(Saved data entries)
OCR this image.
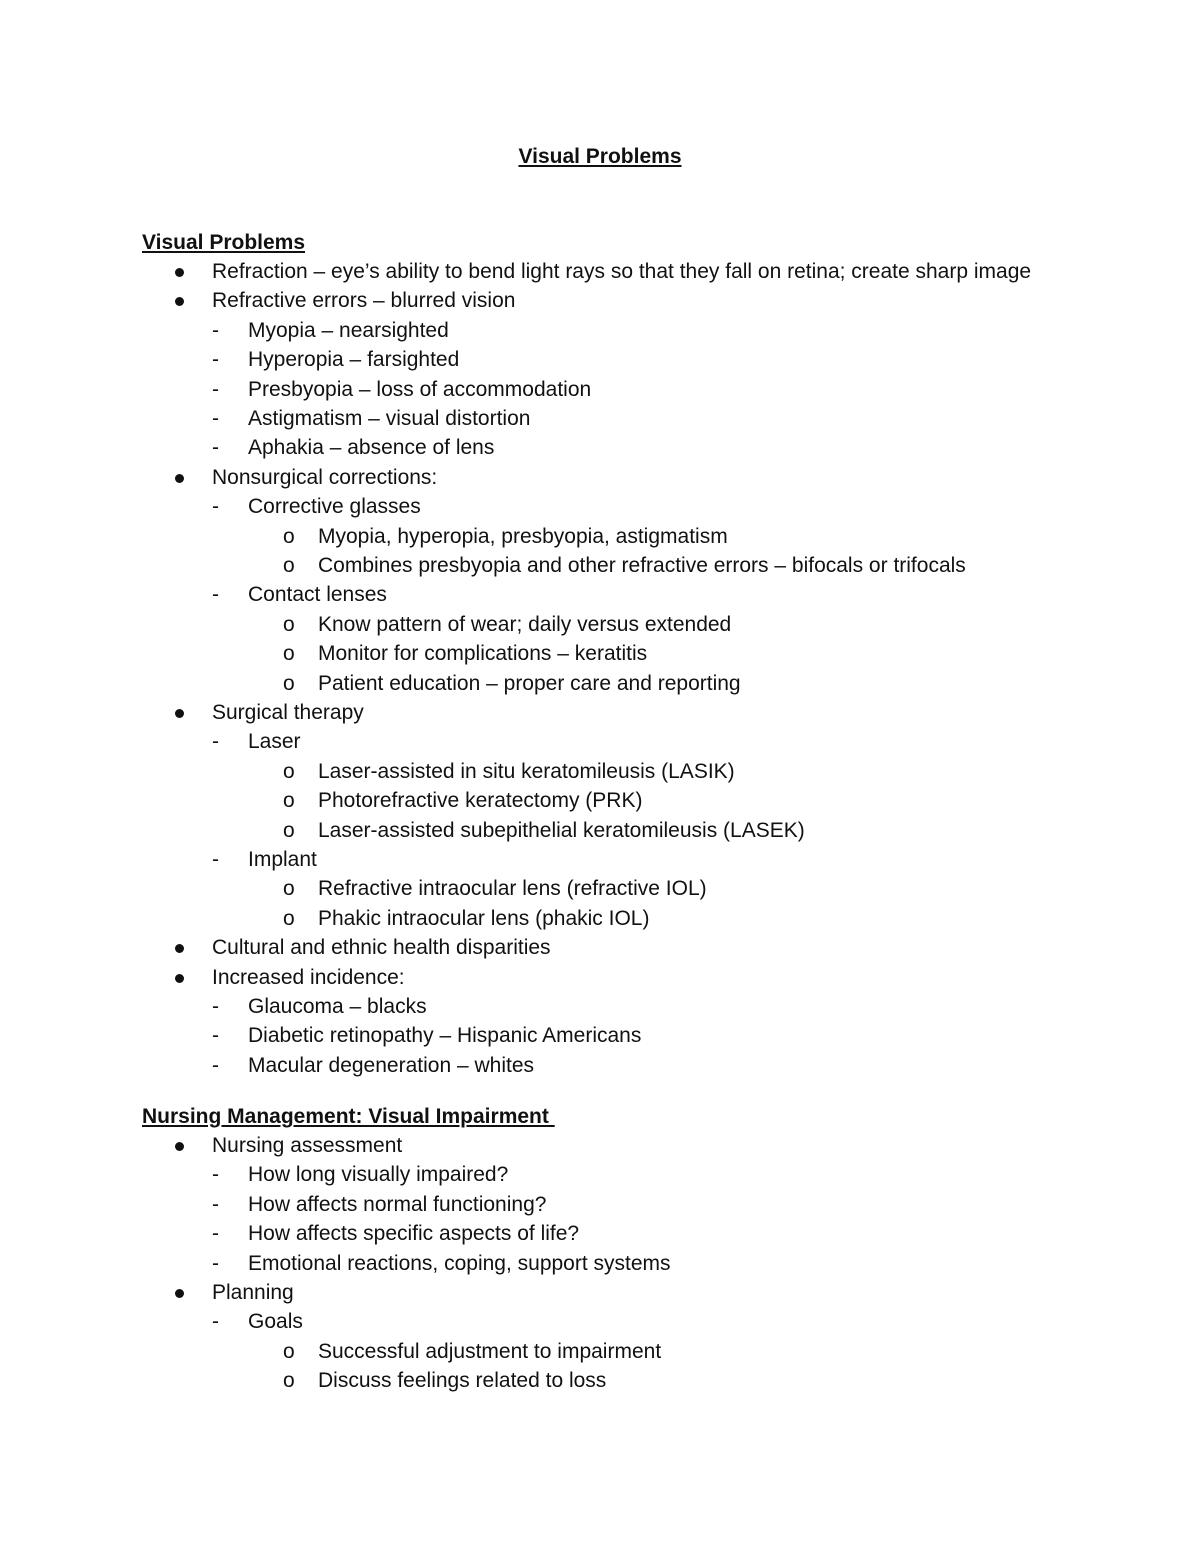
Visual Problems
Visual Problems
Refraction – eye’s ability to bend light rays so that they fall on retina; create sharp image
Refractive errors – blurred vision
- Myopia – nearsighted
- Hyperopia – farsighted
- Presbyopia – loss of accommodation
- Astigmatism – visual distortion
- Aphakia – absence of lens
Nonsurgical corrections:
- Corrective glasses
o Myopia, hyperopia, presbyopia, astigmatism
o Combines presbyopia and other refractive errors – bifocals or trifocals
- Contact lenses
o Know pattern of wear; daily versus extended
o Monitor for complications – keratitis
o Patient education – proper care and reporting
Surgical therapy
- Laser
o Laser-assisted in situ keratomileusis (LASIK)
o Photorefractive keratectomy (PRK)
o Laser-assisted subepithelial keratomileusis (LASEK)
- Implant
o Refractive intraocular lens (refractive IOL)
o Phakic intraocular lens (phakic IOL)
Cultural and ethnic health disparities
Increased incidence:
- Glaucoma – blacks
- Diabetic retinopathy – Hispanic Americans
- Macular degeneration – whites
Nursing Management: Visual Impairment
Nursing assessment
- How long visually impaired?
- How affects normal functioning?
- How affects specific aspects of life?
- Emotional reactions, coping, support systems
Planning
- Goals
o Successful adjustment to impairment
o Discuss feelings related to loss
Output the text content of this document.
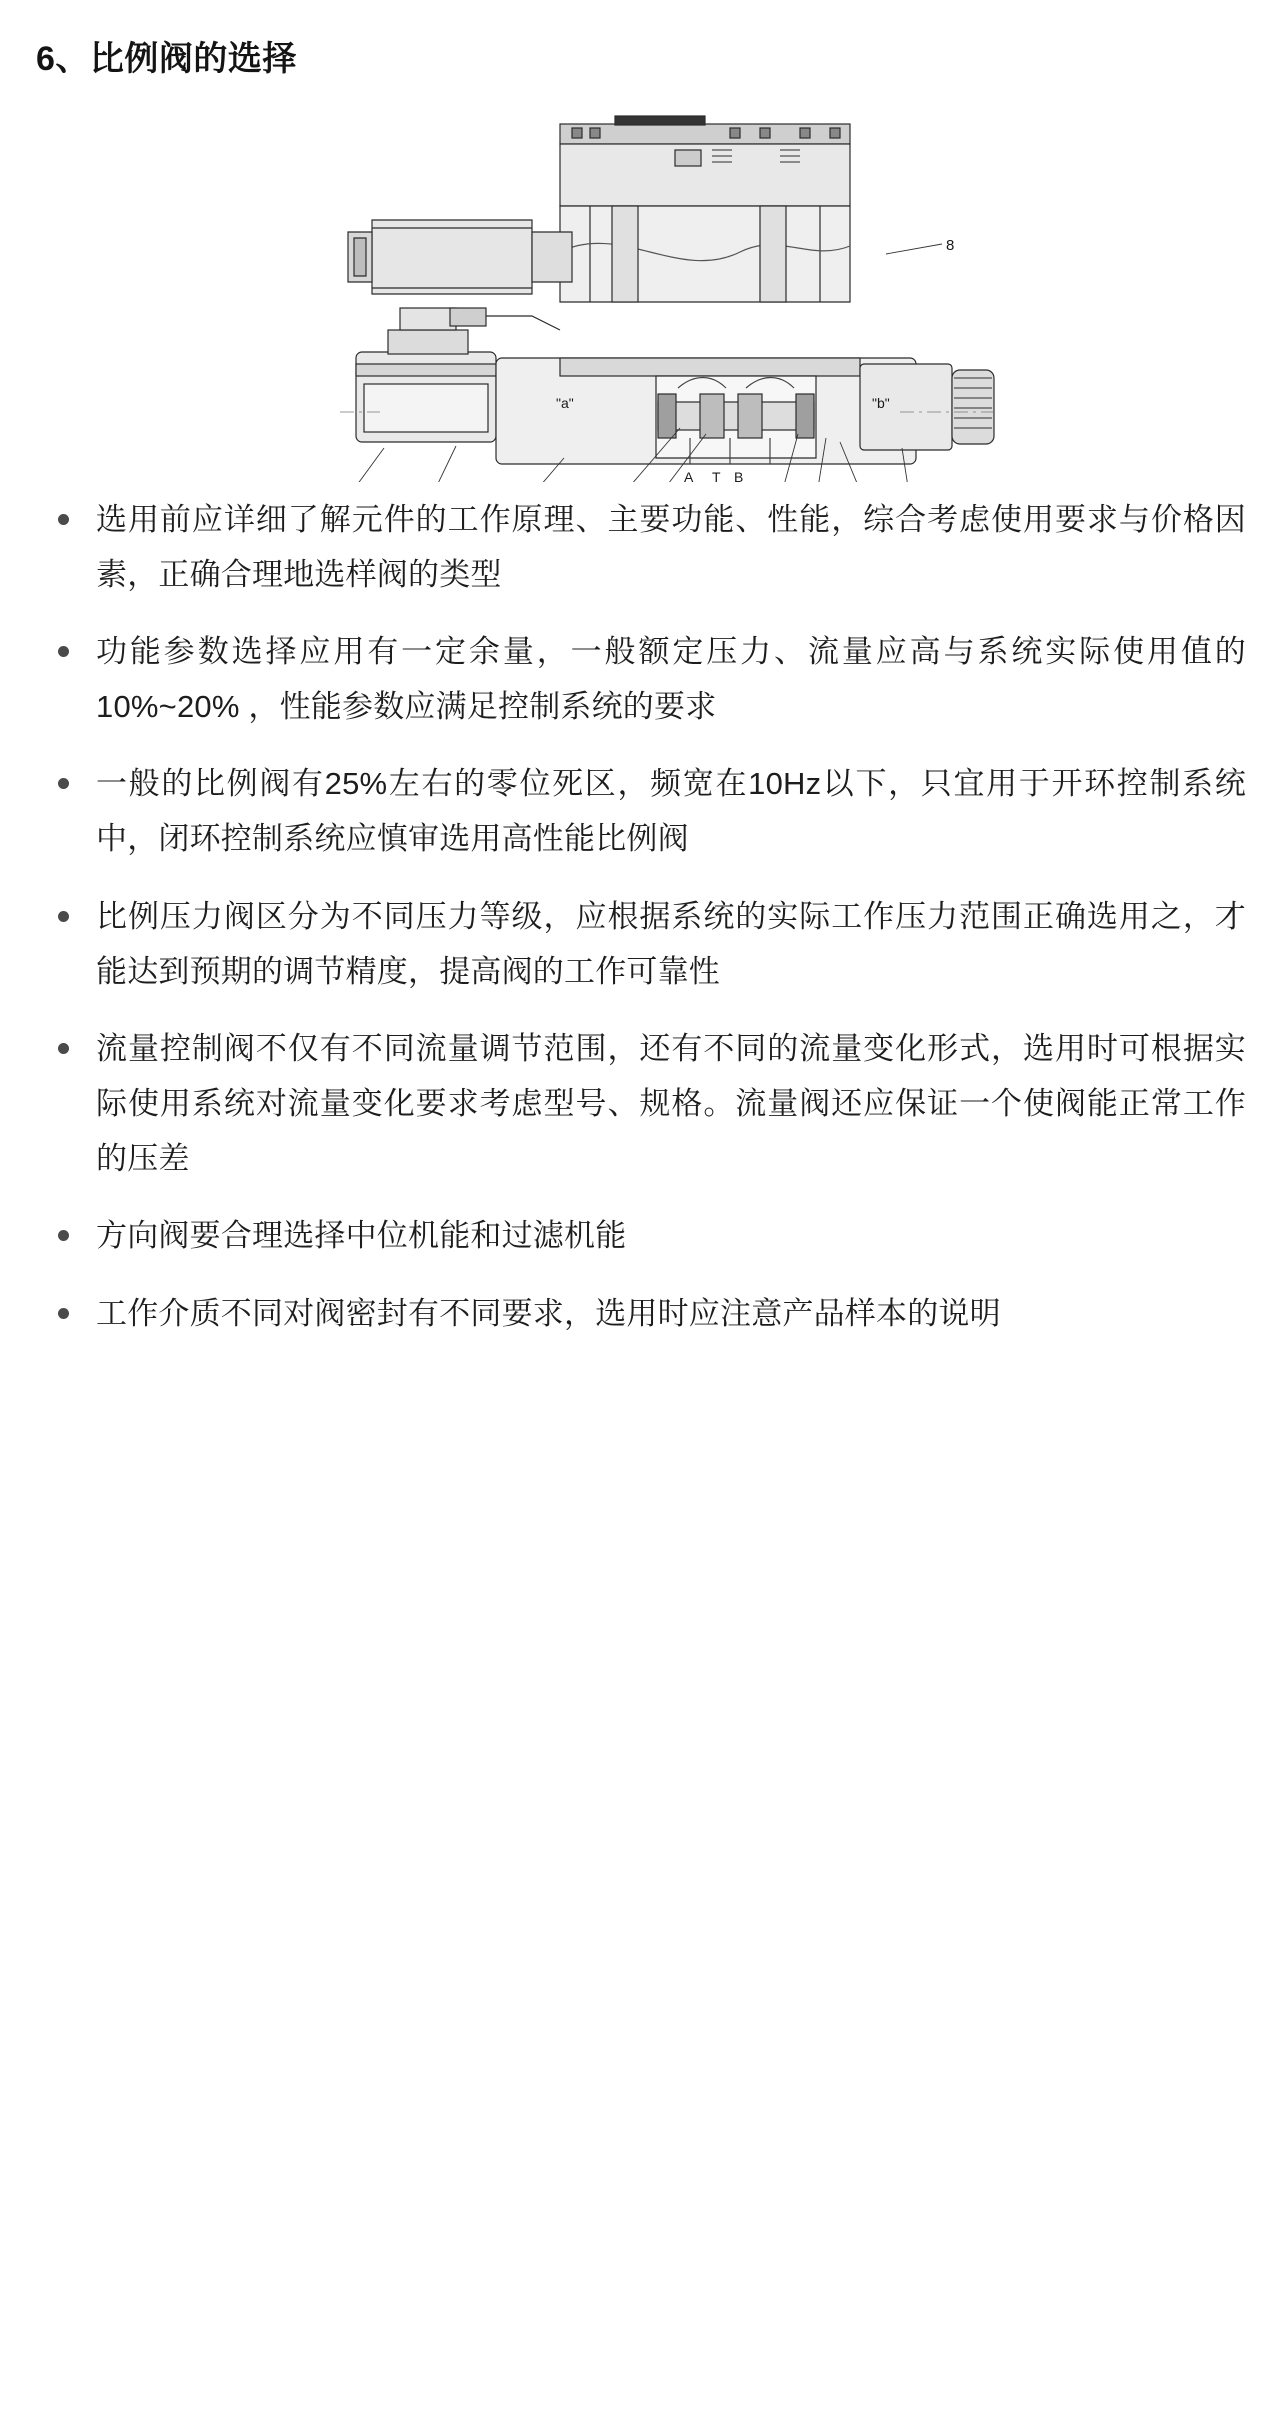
6、比例阀的选择
8
A T B
"a"	"b"
选用前应详细了解元件的工作原理、主要功能、性能，综合考虑使用要求与价格因素，正确合理地选样阀的类型
功能参数选择应用有一定余量，一般额定压力、流量应高与系统实际使用值的10%~20% ，性能参数应满足控制系统的要求
一般的比例阀有25%左右的零位死区，频宽在10Hz以下，只宜用于开环控制系统中，闭环控制系统应慎审选用高性能比例阀
比例压力阀区分为不同压力等级，应根据系统的实际工作压力范围正确选用之，才能达到预期的调节精度，提高阀的工作可靠性
流量控制阀不仅有不同流量调节范围，还有不同的流量变化形式，选用时可根据实际使用系统对流量变化要求考虑型号、规格。流量阀还应保证一个使阀能正常工作的压差
方向阀要合理选择中位机能和过滤机能
工作介质不同对阀密封有不同要求，选用时应注意产品样本的说明
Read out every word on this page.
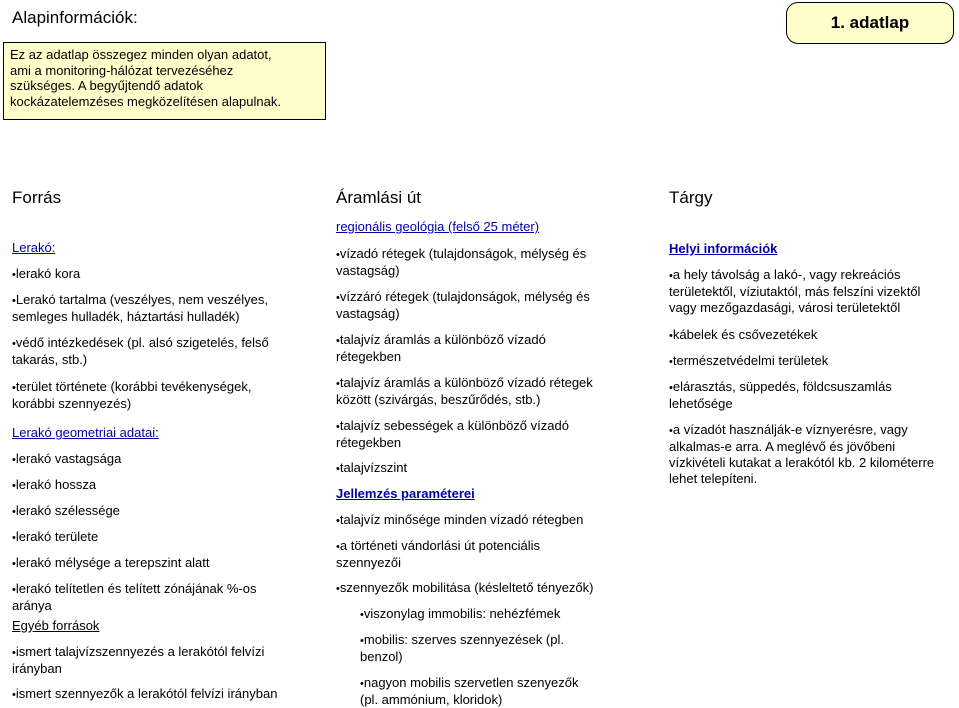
Alapinformációk:	1. adatlap
Ez az adatlap összegez minden olyan adatot,
ami a monitoring-hálózat tervezéséhez
szükséges. A begyűjtendő adatok
kockázatelemzéses megközelítésen alapulnak.
Forrás	Áramlási út	Tárgy
Lerakó:
• lerakó kora
• Lerakó tartalma (veszélyes, nem veszélyes,
semleges hulladék, háztartási hulladék)
• védő intézkedések (pl. alsó szigetelés, felső
takarás, stb.)
• terület története (korábbi tevékenységek,
korábbi szennyezés)
Lerakó geometriai adatai:
• lerakó vastagsága
• lerakó hossza
• lerakó szélessége
• lerakó területe
• lerakó mélysége a terepszint alatt
• lerakó telítetlen és telített zónájának %-os
aránya
Egyéb források
• ismert talajvízszennyezés a lerakótól felvízi
irányban
• ismert szennyezők a lerakótól felvízi irányban
regionális geológia (felső 25 méter)
• vízadó rétegek (tulajdonságok, mélység és
vastagság)
• vízzáró rétegek (tulajdonságok, mélység és
vastagság)
• talajvíz áramlás a különböző vízadó
rétegekben
• talajvíz áramlás a különböző vízadó rétegek
között (szivárgás, beszűrődés, stb.)
• talajvíz sebességek a különböző vízadó
rétegekben
• talajvízszint
Jellemzés paraméterei
• talajvíz minősége minden vízadó rétegben
• a történeti vándorlási út potenciális
szennyezői
• szennyezők mobilitása (késleltető tényezők)
• viszonylag immobilis: nehézfémek
• mobilis: szerves szennyezések (pl.
benzol)
• nagyon mobilis szervetlen szenyezők
(pl. ammónium, kloridok)
Helyi információk
• a hely távolság a lakó-, vagy rekreációs
területektől, víziutaktól, más felszíni vizektől
vagy mezőgazdasági, városi területektől
• kábelek és csővezetékek
• természetvédelmi területek
• elárasztás, süppedés, földcsuszamlás
lehetősége
• a vízadót használják-e víznyerésre, vagy
alkalmas-e arra. A meglévő és jövőbeni
vízkivételi kutakat a lerakótól kb. 2 kilométerre
lehet telepíteni.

Work instructions
Where a line in the entries holds "felső", copy that line.

Answer for this exercise
• védő intézkedések (pl. alsó szigetelés, felső
regionális geológia (felső 25 méter)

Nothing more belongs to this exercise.